### Stated goal
In the data below, locate each line with the word "Bonds" and list it.

### Available records
..........

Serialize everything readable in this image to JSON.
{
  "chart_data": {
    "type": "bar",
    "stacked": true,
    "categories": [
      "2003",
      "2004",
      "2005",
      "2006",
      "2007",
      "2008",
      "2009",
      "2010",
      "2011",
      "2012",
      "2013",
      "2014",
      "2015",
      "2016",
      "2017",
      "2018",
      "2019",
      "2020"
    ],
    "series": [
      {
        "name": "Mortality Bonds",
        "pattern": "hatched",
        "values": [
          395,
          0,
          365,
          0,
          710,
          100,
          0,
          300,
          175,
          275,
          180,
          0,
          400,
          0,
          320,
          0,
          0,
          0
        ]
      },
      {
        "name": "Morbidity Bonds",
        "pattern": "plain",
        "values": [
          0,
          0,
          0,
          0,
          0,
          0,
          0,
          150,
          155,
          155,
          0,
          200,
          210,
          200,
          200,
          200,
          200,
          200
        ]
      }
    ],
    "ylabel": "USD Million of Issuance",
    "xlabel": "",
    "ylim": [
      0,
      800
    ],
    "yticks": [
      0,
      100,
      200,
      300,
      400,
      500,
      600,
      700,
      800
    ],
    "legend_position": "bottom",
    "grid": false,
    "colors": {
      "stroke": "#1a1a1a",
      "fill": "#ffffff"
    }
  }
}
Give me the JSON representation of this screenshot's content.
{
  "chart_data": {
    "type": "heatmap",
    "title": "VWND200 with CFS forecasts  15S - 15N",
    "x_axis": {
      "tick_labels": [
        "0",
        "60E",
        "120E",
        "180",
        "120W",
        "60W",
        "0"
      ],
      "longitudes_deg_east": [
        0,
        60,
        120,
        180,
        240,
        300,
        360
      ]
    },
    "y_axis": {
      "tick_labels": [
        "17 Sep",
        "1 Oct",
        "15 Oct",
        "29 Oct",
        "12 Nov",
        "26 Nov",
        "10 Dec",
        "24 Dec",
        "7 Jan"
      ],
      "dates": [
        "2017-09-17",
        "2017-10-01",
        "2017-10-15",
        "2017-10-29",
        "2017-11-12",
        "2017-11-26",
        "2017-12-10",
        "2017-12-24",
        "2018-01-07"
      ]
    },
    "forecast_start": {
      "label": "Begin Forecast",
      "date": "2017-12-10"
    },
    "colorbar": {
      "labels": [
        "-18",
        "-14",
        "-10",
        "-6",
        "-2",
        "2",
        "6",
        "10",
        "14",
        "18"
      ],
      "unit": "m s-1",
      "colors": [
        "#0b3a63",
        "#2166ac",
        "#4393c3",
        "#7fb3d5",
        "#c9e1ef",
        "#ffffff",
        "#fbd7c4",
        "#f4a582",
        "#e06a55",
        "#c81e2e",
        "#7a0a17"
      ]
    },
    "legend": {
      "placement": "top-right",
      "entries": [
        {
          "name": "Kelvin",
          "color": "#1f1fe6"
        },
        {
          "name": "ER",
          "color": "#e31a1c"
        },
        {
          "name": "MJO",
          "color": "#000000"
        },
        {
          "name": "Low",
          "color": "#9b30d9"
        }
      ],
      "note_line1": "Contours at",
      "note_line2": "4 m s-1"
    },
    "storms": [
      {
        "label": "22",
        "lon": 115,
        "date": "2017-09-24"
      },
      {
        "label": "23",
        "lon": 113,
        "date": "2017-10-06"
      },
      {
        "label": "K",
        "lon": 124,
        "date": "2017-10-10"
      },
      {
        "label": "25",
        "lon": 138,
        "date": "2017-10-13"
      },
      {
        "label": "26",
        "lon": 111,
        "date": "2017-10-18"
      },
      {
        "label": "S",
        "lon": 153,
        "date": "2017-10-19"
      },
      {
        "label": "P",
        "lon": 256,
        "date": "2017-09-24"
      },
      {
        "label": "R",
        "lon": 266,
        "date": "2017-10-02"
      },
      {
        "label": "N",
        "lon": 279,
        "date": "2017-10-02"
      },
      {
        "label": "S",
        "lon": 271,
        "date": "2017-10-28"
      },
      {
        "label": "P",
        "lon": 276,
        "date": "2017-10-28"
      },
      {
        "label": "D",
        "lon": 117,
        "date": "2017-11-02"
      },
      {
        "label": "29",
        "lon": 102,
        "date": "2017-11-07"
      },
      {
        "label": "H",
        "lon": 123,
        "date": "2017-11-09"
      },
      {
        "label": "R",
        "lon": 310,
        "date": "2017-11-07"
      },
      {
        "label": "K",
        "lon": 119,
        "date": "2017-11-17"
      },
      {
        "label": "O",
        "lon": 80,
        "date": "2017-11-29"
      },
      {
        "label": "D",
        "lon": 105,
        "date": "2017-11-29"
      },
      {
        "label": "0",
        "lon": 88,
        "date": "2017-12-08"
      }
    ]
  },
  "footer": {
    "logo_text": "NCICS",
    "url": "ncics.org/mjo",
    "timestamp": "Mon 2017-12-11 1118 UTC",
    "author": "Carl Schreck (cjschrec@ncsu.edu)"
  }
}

..........

### The completed task
        "name": "Mortality Bonds",
        "name": "Morbidity Bonds",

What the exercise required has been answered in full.